> **TASK PROMPT**: Set the listing down again exactly, please, apart from its pictures.

> **RECORD EXTRACTS**:
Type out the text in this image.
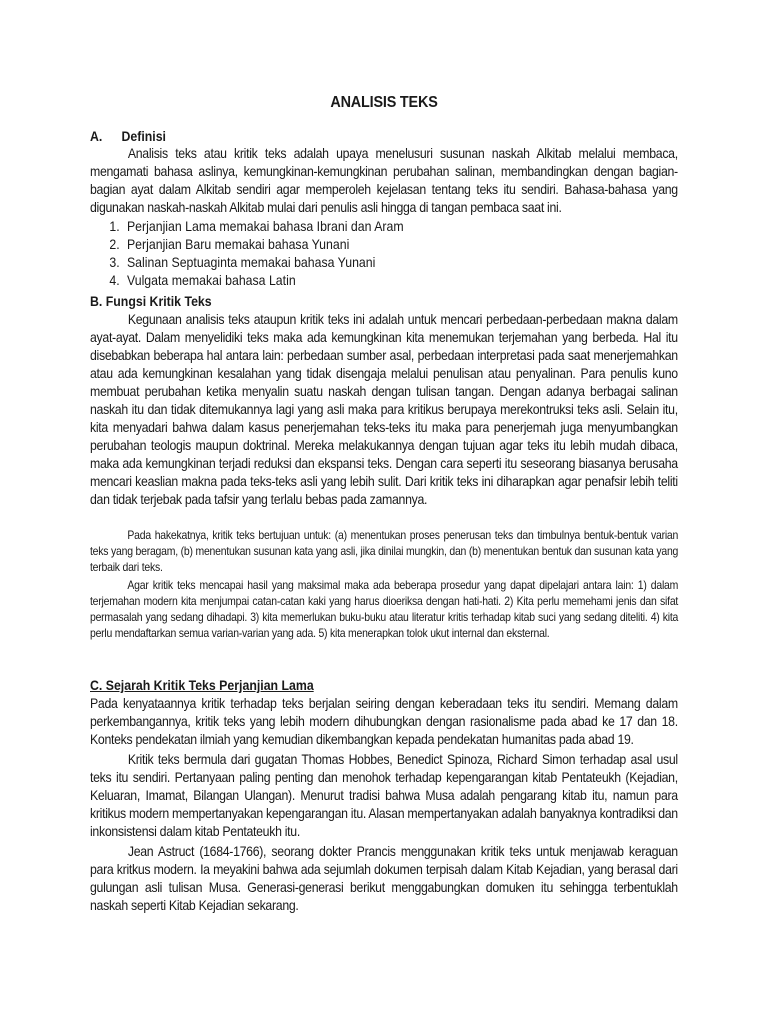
ANALISIS TEKS
A. Definisi

Analisis teks atau kritik teks adalah upaya menelusuri susunan naskah Alkitab melalui membaca, mengamati bahasa aslinya, kemungkinan-kemungkinan perubahan salinan, membandingkan dengan bagian-bagian ayat dalam Alkitab sendiri agar memperoleh kejelasan tentang teks itu sendiri. Bahasa-bahasa yang digunakan naskah-naskah Alkitab mulai dari penulis asli hingga di tangan pembaca saat ini.

1. Perjanjian Lama memakai bahasa Ibrani dan Aram
2. Perjanjian Baru memakai bahasa Yunani
3. Salinan Septuaginta memakai bahasa Yunani
4. Vulgata memakai bahasa Latin
B. Fungsi Kritik Teks

Kegunaan analisis teks ataupun kritik teks ini adalah untuk mencari perbedaan-perbedaan makna dalam ayat-ayat. Dalam menyelidiki teks maka ada kemungkinan kita menemukan terjemahan yang berbeda. Hal itu disebabkan beberapa hal antara lain: perbedaan sumber asal, perbedaan interpretasi pada saat menerjemahkan atau ada kemungkinan kesalahan yang tidak disengaja melalui penulisan atau penyalinan. Para penulis kuno membuat perubahan ketika menyalin suatu naskah dengan tulisan tangan. Dengan adanya berbagai salinan naskah itu dan tidak ditemukannya lagi yang asli maka para kritikus berupaya merekontruksi teks asli. Selain itu, kita menyadari bahwa dalam kasus penerjemahan teks-teks itu maka para penerjemah juga menyumbangkan perubahan teologis maupun doktrinal. Mereka melakukannya dengan tujuan agar teks itu lebih mudah dibaca, maka ada kemungkinan terjadi reduksi dan ekspansi teks. Dengan cara seperti itu seseorang biasanya berusaha mencari keaslian makna pada teks-teks asli yang lebih sulit. Dari kritik teks ini diharapkan agar penafsir lebih teliti dan tidak terjebak pada tafsir yang terlalu bebas pada zamannya.

Pada hakekatnya, kritik teks bertujuan untuk: (a) menentukan proses penerusan teks dan timbulnya bentuk-bentuk varian teks yang beragam, (b) menentukan susunan kata yang asli, jika dinilai mungkin, dan (b) menentukan bentuk dan susunan kata yang terbaik dari teks.

Agar kritik teks mencapai hasil yang maksimal maka ada beberapa prosedur yang dapat dipelajari antara lain: 1) dalam terjemahan modern kita menjumpai catan-catan kaki yang harus dioeriksa dengan hati-hati. 2) Kita perlu memehami jenis dan sifat permasalah yang sedang dihadapi. 3) kita memerlukan buku-buku atau literatur kritis terhadap kitab suci yang sedang diteliti. 4) kita perlu mendaftarkan semua varian-varian yang ada. 5) kita menerapkan tolok ukut internal dan eksternal.

C. Sejarah Kritik Teks Perjanjian Lama

Pada kenyataannya kritik terhadap teks berjalan seiring dengan keberadaan teks itu sendiri. Memang dalam perkembangannya, kritik teks yang lebih modern dihubungkan dengan rasionalisme pada abad ke 17 dan 18. Konteks pendekatan ilmiah yang kemudian dikembangkan kepada pendekatan humanitas pada abad 19.

Kritik teks bermula dari gugatan Thomas Hobbes, Benedict Spinoza, Richard Simon terhadap asal usul teks itu sendiri. Pertanyaan paling penting dan menohok terhadap kepengarangan kitab Pentateukh (Kejadian, Keluaran, Imamat, Bilangan Ulangan). Menurut tradisi bahwa Musa adalah pengarang kitab itu, namun para kritikus modern mempertanyakan kepengarangan itu. Alasan mempertanyakan adalah banyaknya kontradiksi dan inkonsistensi dalam kitab Pentateukh itu.

Jean Astruct (1684-1766), seorang dokter Prancis menggunakan kritik teks untuk menjawab keraguan para kritkus modern. Ia meyakini bahwa ada sejumlah dokumen terpisah dalam Kitab Kejadian, yang berasal dari gulungan asli tulisan Musa. Generasi-generasi berikut menggabungkan domuken itu sehingga terbentuklah naskah seperti Kitab Kejadian sekarang.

> **THE COMPLETED TASK**:
Type out the text in this image.
ANALISIS TEKS
A. Definisi

Analisis teks atau kritik teks adalah upaya menelusuri susunan naskah Alkitab melalui membaca, mengamati bahasa aslinya, kemungkinan-kemungkinan perubahan salinan, membandingkan dengan bagian-bagian ayat dalam Alkitab sendiri agar memperoleh kejelasan tentang teks itu sendiri. Bahasa-bahasa yang digunakan naskah-naskah Alkitab mulai dari penulis asli hingga di tangan pembaca saat ini.

1. Perjanjian Lama memakai bahasa Ibrani dan Aram
2. Perjanjian Baru memakai bahasa Yunani
3. Salinan Septuaginta memakai bahasa Yunani
4. Vulgata memakai bahasa Latin
B. Fungsi Kritik Teks

Kegunaan analisis teks ataupun kritik teks ini adalah untuk mencari perbedaan-perbedaan makna dalam ayat-ayat. Dalam menyelidiki teks maka ada kemungkinan kita menemukan terjemahan yang berbeda. Hal itu disebabkan beberapa hal antara lain: perbedaan sumber asal, perbedaan interpretasi pada saat menerjemahkan atau ada kemungkinan kesalahan yang tidak disengaja melalui penulisan atau penyalinan. Para penulis kuno membuat perubahan ketika menyalin suatu naskah dengan tulisan tangan. Dengan adanya berbagai salinan naskah itu dan tidak ditemukannya lagi yang asli maka para kritikus berupaya merekontruksi teks asli. Selain itu, kita menyadari bahwa dalam kasus penerjemahan teks-teks itu maka para penerjemah juga menyumbangkan perubahan teologis maupun doktrinal. Mereka melakukannya dengan tujuan agar teks itu lebih mudah dibaca, maka ada kemungkinan terjadi reduksi dan ekspansi teks. Dengan cara seperti itu seseorang biasanya berusaha mencari keaslian makna pada teks-teks asli yang lebih sulit. Dari kritik teks ini diharapkan agar penafsir lebih teliti dan tidak terjebak pada tafsir yang terlalu bebas pada zamannya.

Pada hakekatnya, kritik teks bertujuan untuk: (a) menentukan proses penerusan teks dan timbulnya bentuk-bentuk varian teks yang beragam, (b) menentukan susunan kata yang asli, jika dinilai mungkin, dan (b) menentukan bentuk dan susunan kata yang terbaik dari teks.

Agar kritik teks mencapai hasil yang maksimal maka ada beberapa prosedur yang dapat dipelajari antara lain: 1) dalam terjemahan modern kita menjumpai catan-catan kaki yang harus dioeriksa dengan hati-hati. 2) Kita perlu memehami jenis dan sifat permasalah yang sedang dihadapi. 3) kita memerlukan buku-buku atau literatur kritis terhadap kitab suci yang sedang diteliti. 4) kita perlu mendaftarkan semua varian-varian yang ada. 5) kita menerapkan tolok ukut internal dan eksternal.

C. Sejarah Kritik Teks Perjanjian Lama

Pada kenyataannya kritik terhadap teks berjalan seiring dengan keberadaan teks itu sendiri. Memang dalam perkembangannya, kritik teks yang lebih modern dihubungkan dengan rasionalisme pada abad ke 17 dan 18. Konteks pendekatan ilmiah yang kemudian dikembangkan kepada pendekatan humanitas pada abad 19.

Kritik teks bermula dari gugatan Thomas Hobbes, Benedict Spinoza, Richard Simon terhadap asal usul teks itu sendiri. Pertanyaan paling penting dan menohok terhadap kepengarangan kitab Pentateukh (Kejadian, Keluaran, Imamat, Bilangan Ulangan). Menurut tradisi bahwa Musa adalah pengarang kitab itu, namun para kritikus modern mempertanyakan kepengarangan itu. Alasan mempertanyakan adalah banyaknya kontradiksi dan inkonsistensi dalam kitab Pentateukh itu.

Jean Astruct (1684-1766), seorang dokter Prancis menggunakan kritik teks untuk menjawab keraguan para kritkus modern. Ia meyakini bahwa ada sejumlah dokumen terpisah dalam Kitab Kejadian, yang berasal dari gulungan asli tulisan Musa. Generasi-generasi berikut menggabungkan domuken itu sehingga terbentuklah naskah seperti Kitab Kejadian sekarang.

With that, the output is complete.